Going through the material below, please gather all lines with the word "this" in them.

(Structured figure records)
========================================================================
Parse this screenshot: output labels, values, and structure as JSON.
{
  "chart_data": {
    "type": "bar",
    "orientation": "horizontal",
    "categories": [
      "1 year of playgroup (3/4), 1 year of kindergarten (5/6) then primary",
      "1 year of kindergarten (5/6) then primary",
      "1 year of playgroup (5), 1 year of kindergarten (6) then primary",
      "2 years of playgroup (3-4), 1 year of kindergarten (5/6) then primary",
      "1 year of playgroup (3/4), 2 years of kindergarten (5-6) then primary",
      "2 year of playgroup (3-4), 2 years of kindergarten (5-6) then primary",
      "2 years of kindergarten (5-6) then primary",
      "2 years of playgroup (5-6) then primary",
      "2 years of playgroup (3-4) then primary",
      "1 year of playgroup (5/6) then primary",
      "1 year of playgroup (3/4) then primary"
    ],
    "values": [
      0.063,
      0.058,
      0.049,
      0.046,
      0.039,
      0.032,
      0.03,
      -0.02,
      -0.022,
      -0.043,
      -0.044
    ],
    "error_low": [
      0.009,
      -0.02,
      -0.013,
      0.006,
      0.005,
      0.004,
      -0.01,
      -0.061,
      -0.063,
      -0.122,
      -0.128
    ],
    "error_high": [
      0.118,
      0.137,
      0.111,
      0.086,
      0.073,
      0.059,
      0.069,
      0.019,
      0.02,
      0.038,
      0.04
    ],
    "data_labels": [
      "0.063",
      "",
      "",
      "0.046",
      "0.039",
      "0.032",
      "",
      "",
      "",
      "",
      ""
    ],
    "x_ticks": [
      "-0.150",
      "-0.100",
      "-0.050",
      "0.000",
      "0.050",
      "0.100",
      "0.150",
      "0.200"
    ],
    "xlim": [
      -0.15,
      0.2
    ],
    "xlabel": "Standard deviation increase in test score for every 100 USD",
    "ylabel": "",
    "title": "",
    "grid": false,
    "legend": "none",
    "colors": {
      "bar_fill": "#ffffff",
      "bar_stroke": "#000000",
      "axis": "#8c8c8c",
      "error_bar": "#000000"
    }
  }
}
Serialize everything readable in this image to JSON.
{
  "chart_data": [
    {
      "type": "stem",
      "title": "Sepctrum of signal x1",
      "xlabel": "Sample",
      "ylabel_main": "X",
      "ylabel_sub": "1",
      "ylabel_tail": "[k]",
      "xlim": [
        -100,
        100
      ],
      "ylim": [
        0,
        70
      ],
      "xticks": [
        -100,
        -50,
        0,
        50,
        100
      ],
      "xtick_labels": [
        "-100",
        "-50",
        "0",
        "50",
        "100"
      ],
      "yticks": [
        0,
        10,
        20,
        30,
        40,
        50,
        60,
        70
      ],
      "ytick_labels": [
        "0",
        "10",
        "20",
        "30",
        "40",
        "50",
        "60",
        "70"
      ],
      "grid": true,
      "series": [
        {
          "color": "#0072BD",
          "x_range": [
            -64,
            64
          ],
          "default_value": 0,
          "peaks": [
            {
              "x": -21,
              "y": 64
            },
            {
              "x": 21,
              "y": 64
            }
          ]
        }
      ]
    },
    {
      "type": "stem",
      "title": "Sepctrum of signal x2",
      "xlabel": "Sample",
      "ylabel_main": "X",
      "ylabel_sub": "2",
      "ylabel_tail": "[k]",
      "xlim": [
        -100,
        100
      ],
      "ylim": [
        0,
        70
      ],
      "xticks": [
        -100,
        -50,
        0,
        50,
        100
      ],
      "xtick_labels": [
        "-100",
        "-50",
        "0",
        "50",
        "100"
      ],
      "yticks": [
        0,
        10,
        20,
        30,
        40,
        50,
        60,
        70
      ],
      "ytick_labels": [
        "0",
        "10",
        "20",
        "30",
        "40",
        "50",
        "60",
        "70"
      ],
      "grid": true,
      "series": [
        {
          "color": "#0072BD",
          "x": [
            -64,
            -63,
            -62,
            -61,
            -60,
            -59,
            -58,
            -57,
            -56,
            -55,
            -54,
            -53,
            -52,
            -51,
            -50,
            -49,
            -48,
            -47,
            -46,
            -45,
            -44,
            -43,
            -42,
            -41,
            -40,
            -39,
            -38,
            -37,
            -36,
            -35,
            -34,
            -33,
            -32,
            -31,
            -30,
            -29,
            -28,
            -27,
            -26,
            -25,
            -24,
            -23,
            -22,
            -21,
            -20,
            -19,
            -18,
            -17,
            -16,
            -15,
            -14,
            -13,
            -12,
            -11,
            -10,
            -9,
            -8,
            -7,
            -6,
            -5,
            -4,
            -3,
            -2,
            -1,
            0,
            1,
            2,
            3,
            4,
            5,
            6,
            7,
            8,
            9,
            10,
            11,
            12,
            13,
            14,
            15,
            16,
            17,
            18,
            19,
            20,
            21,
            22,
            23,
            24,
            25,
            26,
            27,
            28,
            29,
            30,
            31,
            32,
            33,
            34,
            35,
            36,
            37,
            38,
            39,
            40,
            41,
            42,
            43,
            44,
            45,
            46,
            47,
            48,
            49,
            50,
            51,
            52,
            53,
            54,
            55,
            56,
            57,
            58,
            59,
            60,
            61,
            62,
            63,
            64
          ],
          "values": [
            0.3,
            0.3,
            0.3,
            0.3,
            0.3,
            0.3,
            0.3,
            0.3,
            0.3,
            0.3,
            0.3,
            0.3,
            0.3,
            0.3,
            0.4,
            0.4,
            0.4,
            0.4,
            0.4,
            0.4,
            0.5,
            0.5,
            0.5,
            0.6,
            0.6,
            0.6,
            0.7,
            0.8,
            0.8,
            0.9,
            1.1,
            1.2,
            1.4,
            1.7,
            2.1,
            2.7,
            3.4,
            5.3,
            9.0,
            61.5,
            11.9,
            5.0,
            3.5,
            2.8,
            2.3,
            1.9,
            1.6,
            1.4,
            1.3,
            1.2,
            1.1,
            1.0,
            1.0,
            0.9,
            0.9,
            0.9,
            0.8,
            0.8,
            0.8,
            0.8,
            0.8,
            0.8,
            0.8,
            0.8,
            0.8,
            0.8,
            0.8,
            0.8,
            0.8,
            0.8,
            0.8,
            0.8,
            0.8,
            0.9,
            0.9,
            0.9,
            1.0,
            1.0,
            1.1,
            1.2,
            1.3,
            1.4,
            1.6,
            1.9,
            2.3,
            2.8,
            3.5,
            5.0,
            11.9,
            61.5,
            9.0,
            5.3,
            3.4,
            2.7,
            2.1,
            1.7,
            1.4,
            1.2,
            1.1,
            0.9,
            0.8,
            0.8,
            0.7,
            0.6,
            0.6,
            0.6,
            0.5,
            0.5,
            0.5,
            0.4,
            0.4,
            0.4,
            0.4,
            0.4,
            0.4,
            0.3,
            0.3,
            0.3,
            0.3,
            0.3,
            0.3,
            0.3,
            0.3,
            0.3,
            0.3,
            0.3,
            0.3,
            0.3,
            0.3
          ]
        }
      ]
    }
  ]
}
========================================================================
** Written reply **
Parse this screenshot: output labels, values, and structure as JSON.
Serialize everything readable in this image to JSON.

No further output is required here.